— Start —

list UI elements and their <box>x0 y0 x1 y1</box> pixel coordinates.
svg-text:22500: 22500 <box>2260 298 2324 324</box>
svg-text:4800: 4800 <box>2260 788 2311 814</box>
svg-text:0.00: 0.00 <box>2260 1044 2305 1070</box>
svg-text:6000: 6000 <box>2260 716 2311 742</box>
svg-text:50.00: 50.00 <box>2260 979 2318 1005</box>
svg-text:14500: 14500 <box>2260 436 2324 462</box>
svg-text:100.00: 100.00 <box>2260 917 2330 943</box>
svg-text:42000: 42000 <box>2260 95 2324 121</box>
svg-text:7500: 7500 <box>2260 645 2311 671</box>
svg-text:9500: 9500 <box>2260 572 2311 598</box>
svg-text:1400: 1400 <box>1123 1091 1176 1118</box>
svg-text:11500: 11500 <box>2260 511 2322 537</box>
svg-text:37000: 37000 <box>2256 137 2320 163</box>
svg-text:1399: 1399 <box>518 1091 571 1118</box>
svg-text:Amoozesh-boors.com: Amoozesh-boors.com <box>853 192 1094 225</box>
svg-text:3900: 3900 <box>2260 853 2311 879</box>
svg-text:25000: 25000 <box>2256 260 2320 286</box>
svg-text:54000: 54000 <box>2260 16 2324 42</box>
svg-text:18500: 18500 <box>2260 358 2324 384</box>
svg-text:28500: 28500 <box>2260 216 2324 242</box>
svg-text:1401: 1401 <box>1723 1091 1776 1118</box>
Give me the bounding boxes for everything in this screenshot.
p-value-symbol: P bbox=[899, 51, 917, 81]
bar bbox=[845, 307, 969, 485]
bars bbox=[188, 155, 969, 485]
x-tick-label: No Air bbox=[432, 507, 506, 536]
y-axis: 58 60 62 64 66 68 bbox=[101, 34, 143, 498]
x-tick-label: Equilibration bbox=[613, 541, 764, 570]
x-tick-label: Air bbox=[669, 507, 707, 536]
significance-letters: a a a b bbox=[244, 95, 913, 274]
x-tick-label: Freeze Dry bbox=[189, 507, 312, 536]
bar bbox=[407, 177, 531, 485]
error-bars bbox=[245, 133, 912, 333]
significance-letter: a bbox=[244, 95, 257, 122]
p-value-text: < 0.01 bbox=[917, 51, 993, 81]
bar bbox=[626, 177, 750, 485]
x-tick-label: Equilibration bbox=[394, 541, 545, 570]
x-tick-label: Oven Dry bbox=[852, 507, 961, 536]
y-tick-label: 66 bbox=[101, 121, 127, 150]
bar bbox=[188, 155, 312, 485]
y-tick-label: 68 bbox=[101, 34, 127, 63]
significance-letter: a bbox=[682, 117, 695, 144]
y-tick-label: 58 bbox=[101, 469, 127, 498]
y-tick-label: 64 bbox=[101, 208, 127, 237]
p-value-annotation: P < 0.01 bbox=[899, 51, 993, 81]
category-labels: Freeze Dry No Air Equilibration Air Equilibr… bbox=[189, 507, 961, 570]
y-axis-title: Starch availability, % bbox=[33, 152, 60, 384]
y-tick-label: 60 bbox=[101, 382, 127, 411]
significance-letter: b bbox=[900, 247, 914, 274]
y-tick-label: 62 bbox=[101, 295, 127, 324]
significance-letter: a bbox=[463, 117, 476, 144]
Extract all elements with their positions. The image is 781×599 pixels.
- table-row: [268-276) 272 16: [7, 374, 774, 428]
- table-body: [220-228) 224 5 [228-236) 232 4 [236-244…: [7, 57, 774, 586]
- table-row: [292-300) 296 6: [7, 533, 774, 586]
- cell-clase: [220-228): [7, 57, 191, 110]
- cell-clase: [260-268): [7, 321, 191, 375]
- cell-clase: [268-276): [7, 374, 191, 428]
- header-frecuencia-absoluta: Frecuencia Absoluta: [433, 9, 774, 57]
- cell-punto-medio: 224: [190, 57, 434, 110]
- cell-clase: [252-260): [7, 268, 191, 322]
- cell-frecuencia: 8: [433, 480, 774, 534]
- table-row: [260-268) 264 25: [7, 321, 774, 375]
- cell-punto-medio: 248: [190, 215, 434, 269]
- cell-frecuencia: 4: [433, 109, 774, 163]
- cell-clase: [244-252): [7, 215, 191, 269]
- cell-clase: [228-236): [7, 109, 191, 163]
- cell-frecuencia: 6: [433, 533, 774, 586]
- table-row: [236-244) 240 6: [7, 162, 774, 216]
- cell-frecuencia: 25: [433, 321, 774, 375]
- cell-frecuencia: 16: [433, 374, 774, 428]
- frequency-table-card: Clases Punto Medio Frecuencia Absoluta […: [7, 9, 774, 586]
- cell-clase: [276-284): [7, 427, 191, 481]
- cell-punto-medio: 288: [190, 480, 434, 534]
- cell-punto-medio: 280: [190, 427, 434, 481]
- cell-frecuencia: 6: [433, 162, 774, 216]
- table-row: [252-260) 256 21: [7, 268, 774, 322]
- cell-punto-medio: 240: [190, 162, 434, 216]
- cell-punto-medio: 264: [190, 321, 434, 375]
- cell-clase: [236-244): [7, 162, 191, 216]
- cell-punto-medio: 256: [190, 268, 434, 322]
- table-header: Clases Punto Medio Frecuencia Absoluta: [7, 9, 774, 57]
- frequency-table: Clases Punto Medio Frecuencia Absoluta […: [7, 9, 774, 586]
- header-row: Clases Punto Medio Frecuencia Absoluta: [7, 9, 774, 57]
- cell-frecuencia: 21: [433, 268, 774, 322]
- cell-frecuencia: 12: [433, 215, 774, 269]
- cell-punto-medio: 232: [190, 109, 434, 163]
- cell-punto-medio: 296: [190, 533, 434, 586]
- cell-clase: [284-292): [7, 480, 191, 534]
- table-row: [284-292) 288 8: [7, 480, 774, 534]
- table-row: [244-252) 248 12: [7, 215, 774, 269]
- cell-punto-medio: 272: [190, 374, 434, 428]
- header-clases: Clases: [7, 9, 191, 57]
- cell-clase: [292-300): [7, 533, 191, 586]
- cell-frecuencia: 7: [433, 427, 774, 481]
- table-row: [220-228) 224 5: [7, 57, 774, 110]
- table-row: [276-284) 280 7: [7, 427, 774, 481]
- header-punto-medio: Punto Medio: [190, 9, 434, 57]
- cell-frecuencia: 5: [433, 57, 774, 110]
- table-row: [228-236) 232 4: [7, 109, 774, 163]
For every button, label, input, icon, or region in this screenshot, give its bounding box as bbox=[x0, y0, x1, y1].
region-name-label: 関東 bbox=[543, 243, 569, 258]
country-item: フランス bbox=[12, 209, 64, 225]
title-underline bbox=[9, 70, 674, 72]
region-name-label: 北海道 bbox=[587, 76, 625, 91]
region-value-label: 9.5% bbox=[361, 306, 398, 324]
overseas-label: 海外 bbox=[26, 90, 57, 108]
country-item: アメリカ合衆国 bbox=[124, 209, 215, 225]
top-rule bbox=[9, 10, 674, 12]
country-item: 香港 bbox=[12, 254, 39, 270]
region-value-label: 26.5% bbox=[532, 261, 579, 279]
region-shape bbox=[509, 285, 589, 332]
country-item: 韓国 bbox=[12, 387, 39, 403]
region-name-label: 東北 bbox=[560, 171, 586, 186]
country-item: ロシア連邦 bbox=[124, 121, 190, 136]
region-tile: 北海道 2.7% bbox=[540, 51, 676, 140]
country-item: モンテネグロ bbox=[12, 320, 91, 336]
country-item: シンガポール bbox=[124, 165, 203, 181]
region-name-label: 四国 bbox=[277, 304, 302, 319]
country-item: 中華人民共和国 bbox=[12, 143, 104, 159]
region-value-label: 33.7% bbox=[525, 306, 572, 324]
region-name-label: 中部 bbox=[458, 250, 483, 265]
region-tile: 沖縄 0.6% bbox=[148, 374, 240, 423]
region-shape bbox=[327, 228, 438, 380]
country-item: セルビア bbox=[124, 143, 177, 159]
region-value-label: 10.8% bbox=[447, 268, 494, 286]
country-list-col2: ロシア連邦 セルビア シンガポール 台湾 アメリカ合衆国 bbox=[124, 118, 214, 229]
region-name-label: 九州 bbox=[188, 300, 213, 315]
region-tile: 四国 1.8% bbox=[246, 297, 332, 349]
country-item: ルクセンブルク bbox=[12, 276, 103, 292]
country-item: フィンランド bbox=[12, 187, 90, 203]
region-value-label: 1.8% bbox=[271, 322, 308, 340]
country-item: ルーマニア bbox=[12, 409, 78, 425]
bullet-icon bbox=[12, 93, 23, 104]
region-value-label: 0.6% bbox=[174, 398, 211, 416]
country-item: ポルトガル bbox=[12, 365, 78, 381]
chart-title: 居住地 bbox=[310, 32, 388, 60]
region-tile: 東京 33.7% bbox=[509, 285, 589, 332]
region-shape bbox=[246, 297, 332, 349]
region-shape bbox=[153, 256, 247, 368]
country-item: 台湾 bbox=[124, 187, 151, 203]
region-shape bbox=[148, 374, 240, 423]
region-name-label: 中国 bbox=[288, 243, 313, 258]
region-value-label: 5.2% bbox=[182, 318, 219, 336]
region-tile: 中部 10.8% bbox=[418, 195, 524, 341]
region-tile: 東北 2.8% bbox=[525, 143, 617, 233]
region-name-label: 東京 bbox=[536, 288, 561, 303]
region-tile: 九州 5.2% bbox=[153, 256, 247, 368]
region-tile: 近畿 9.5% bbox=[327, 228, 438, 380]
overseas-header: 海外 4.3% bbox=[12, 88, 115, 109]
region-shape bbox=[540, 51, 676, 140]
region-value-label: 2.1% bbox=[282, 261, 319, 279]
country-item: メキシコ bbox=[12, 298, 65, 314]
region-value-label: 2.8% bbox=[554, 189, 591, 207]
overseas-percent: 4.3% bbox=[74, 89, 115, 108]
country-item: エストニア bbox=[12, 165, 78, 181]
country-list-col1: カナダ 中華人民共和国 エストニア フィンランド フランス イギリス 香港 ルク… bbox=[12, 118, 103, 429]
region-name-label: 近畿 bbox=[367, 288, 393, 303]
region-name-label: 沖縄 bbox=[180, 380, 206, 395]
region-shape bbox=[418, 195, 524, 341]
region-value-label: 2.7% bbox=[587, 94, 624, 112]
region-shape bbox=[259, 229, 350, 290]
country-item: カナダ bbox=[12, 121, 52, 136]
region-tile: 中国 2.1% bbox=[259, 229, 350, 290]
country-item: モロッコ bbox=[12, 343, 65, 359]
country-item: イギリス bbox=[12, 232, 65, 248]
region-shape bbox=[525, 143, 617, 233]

— End —

◆ **SET EXERCISE**:
Please write out the material above verbatim, starting at its first line and ending at the line containing "svg-text:42000: 42000 <box>2260", with both of those lines included.

◆ **ANSWER IN FULL**:
list UI elements and their <box>x0 y0 x1 y1</box> pixel coordinates.
svg-text:22500: 22500 <box>2260 298 2324 324</box>
svg-text:4800: 4800 <box>2260 788 2311 814</box>
svg-text:0.00: 0.00 <box>2260 1044 2305 1070</box>
svg-text:6000: 6000 <box>2260 716 2311 742</box>
svg-text:50.00: 50.00 <box>2260 979 2318 1005</box>
svg-text:14500: 14500 <box>2260 436 2324 462</box>
svg-text:100.00: 100.00 <box>2260 917 2330 943</box>
svg-text:42000: 42000 <box>2260 95 2324 121</box>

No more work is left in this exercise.